[Stored records]

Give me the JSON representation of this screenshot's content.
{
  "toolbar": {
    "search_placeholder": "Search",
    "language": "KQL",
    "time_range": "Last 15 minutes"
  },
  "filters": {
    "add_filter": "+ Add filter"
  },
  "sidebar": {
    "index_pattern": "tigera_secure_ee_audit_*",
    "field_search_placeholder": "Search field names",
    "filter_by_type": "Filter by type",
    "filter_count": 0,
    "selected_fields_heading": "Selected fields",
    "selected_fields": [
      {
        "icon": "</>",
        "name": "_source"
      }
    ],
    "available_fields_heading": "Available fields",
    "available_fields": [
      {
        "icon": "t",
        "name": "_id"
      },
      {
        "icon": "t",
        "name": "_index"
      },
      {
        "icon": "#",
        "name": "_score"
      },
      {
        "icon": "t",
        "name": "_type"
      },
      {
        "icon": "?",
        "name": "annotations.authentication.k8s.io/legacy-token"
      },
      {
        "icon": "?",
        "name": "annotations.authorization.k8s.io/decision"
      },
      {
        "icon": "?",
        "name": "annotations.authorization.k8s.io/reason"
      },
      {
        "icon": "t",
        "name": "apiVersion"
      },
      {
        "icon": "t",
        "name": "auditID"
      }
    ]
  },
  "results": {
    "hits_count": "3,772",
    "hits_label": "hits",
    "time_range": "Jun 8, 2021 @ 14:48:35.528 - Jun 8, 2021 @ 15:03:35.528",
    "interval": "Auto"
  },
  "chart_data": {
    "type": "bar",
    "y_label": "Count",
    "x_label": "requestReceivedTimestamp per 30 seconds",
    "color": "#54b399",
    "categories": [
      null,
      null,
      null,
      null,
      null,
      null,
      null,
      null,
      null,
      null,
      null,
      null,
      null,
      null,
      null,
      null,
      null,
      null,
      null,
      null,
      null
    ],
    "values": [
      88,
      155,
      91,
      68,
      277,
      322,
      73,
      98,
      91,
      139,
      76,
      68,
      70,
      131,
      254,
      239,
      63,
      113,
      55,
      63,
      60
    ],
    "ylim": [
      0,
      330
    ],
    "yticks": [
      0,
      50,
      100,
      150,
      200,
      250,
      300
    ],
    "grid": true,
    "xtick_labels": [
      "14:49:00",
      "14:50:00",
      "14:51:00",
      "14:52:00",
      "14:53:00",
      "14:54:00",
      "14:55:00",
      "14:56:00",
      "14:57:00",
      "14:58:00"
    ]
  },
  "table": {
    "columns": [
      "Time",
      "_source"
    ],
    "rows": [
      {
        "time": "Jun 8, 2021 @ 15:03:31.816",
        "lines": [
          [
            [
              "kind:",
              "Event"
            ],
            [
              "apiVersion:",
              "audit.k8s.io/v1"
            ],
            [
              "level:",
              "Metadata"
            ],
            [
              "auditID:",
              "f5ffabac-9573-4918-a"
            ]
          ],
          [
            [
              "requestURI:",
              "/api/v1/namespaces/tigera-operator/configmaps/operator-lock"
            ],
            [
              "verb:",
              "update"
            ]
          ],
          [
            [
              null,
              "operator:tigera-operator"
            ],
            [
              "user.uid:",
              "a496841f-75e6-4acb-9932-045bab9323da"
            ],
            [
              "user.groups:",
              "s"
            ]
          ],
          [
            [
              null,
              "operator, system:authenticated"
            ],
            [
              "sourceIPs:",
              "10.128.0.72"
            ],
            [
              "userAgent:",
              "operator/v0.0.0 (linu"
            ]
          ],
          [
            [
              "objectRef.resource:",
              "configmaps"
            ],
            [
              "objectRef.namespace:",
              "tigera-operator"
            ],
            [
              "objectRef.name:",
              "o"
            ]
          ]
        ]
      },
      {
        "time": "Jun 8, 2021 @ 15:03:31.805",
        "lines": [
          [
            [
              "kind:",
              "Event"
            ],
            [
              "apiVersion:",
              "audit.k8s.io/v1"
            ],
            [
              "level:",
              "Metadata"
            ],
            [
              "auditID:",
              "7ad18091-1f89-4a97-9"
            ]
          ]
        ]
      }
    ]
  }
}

▶ **Work required**: Return all the data above once more, precisely as given.

▶ **The solution**:
Give me the JSON representation of this screenshot's content.
{
  "toolbar": {
    "search_placeholder": "Search",
    "language": "KQL",
    "time_range": "Last 15 minutes"
  },
  "filters": {
    "add_filter": "+ Add filter"
  },
  "sidebar": {
    "index_pattern": "tigera_secure_ee_audit_*",
    "field_search_placeholder": "Search field names",
    "filter_by_type": "Filter by type",
    "filter_count": 0,
    "selected_fields_heading": "Selected fields",
    "selected_fields": [
      {
        "icon": "</>",
        "name": "_source"
      }
    ],
    "available_fields_heading": "Available fields",
    "available_fields": [
      {
        "icon": "t",
        "name": "_id"
      },
      {
        "icon": "t",
        "name": "_index"
      },
      {
        "icon": "#",
        "name": "_score"
      },
      {
        "icon": "t",
        "name": "_type"
      },
      {
        "icon": "?",
        "name": "annotations.authentication.k8s.io/legacy-token"
      },
      {
        "icon": "?",
        "name": "annotations.authorization.k8s.io/decision"
      },
      {
        "icon": "?",
        "name": "annotations.authorization.k8s.io/reason"
      },
      {
        "icon": "t",
        "name": "apiVersion"
      },
      {
        "icon": "t",
        "name": "auditID"
      }
    ]
  },
  "results": {
    "hits_count": "3,772",
    "hits_label": "hits",
    "time_range": "Jun 8, 2021 @ 14:48:35.528 - Jun 8, 2021 @ 15:03:35.528",
    "interval": "Auto"
  },
  "chart_data": {
    "type": "bar",
    "y_label": "Count",
    "x_label": "requestReceivedTimestamp per 30 seconds",
    "color": "#54b399",
    "categories": [
      null,
      null,
      null,
      null,
      null,
      null,
      null,
      null,
      null,
      null,
      null,
      null,
      null,
      null,
      null,
      null,
      null,
      null,
      null,
      null,
      null
    ],
    "values": [
      88,
      155,
      91,
      68,
      277,
      322,
      73,
      98,
      91,
      139,
      76,
      68,
      70,
      131,
      254,
      239,
      63,
      113,
      55,
      63,
      60
    ],
    "ylim": [
      0,
      330
    ],
    "yticks": [
      0,
      50,
      100,
      150,
      200,
      250,
      300
    ],
    "grid": true,
    "xtick_labels": [
      "14:49:00",
      "14:50:00",
      "14:51:00",
      "14:52:00",
      "14:53:00",
      "14:54:00",
      "14:55:00",
      "14:56:00",
      "14:57:00",
      "14:58:00"
    ]
  },
  "table": {
    "columns": [
      "Time",
      "_source"
    ],
    "rows": [
      {
        "time": "Jun 8, 2021 @ 15:03:31.816",
        "lines": [
          [
            [
              "kind:",
              "Event"
            ],
            [
              "apiVersion:",
              "audit.k8s.io/v1"
            ],
            [
              "level:",
              "Metadata"
            ],
            [
              "auditID:",
              "f5ffabac-9573-4918-a"
            ]
          ],
          [
            [
              "requestURI:",
              "/api/v1/namespaces/tigera-operator/configmaps/operator-lock"
            ],
            [
              "verb:",
              "update"
            ]
          ],
          [
            [
              null,
              "operator:tigera-operator"
            ],
            [
              "user.uid:",
              "a496841f-75e6-4acb-9932-045bab9323da"
            ],
            [
              "user.groups:",
              "s"
            ]
          ],
          [
            [
              null,
              "operator, system:authenticated"
            ],
            [
              "sourceIPs:",
              "10.128.0.72"
            ],
            [
              "userAgent:",
              "operator/v0.0.0 (linu"
            ]
          ],
          [
            [
              "objectRef.resource:",
              "configmaps"
            ],
            [
              "objectRef.namespace:",
              "tigera-operator"
            ],
            [
              "objectRef.name:",
              "o"
            ]
          ]
        ]
      },
      {
        "time": "Jun 8, 2021 @ 15:03:31.805",
        "lines": [
          [
            [
              "kind:",
              "Event"
            ],
            [
              "apiVersion:",
              "audit.k8s.io/v1"
            ],
            [
              "level:",
              "Metadata"
            ],
            [
              "auditID:",
              "7ad18091-1f89-4a97-9"
            ]
          ]
        ]
      }
    ]
  }
}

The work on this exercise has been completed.